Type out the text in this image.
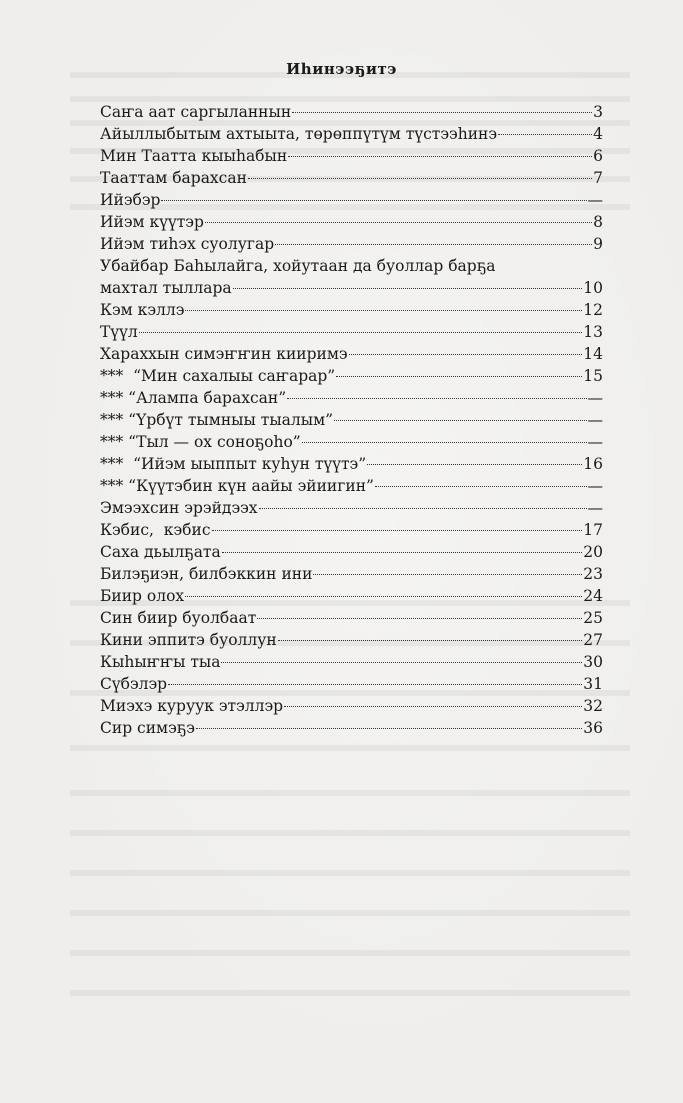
Иһинээҕитэ
Саҥа аат саргыланнын	3
Айыллыбытым ахтыыта, төрөппүтүм түстээһинэ	4
Мин Таатта кыыһабын	6
Тааттам барахсан	7
Ийэбэр	—
Ийэм күүтэр	8
Ийэм тиһэх суолугар	9
Убайбар Баһылайга, хойутаан да буоллар барҕа
махтал тыллара	10
Кэм кэллэ	12
Түүл	13
Хараххын симэҥҥин кииримэ	14
***  “Мин сахалыы саҥарар”	15
*** “Алампа барахсан”	—
*** “Үрбүт тымныы тыалым”	—
*** “Тыл — ох соноҕоһо”	—
***  “Ийэм ыыппыт куһун түүтэ”	16
*** “Күүтэбин күн аайы эйиигин”	—
Эмээхсин эрэйдээх	—
Кэбис,  кэбис	17
Саха дьылҕата	20
Билэҕиэн, билбэккин ини	23
Биир олох	24
Син биир буолбаат	25
Кини эппитэ буоллун	27
Кыһыҥҥы тыа	30
Сүбэлэр	31
Миэхэ куруук этэллэр	32
Сир симэҕэ	36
----
**Task brief**
Can the entries above be repeated exactly, without their pictures?

**Solution to the problem**
Type out the text in this image.
Иһинээҕитэ
Саҥа аат саргыланнын	3
Айыллыбытым ахтыыта, төрөппүтүм түстээһинэ	4
Мин Таатта кыыһабын	6
Тааттам барахсан	7
Ийэбэр	—
Ийэм күүтэр	8
Ийэм тиһэх суолугар	9
Убайбар Баһылайга, хойутаан да буоллар барҕа
махтал тыллара	10
Кэм кэллэ	12
Түүл	13
Хараххын симэҥҥин кииримэ	14
***  “Мин сахалыы саҥарар”	15
*** “Алампа барахсан”	—
*** “Үрбүт тымныы тыалым”	—
*** “Тыл — ох соноҕоһо”	—
***  “Ийэм ыыппыт куһун түүтэ”	16
*** “Күүтэбин күн аайы эйиигин”	—
Эмээхсин эрэйдээх	—
Кэбис,  кэбис	17
Саха дьылҕата	20
Билэҕиэн, билбэккин ини	23
Биир олох	24
Син биир буолбаат	25
Кини эппитэ буоллун	27
Кыһыҥҥы тыа	30
Сүбэлэр	31
Миэхэ куруук этэллэр	32
Сир симэҕэ	36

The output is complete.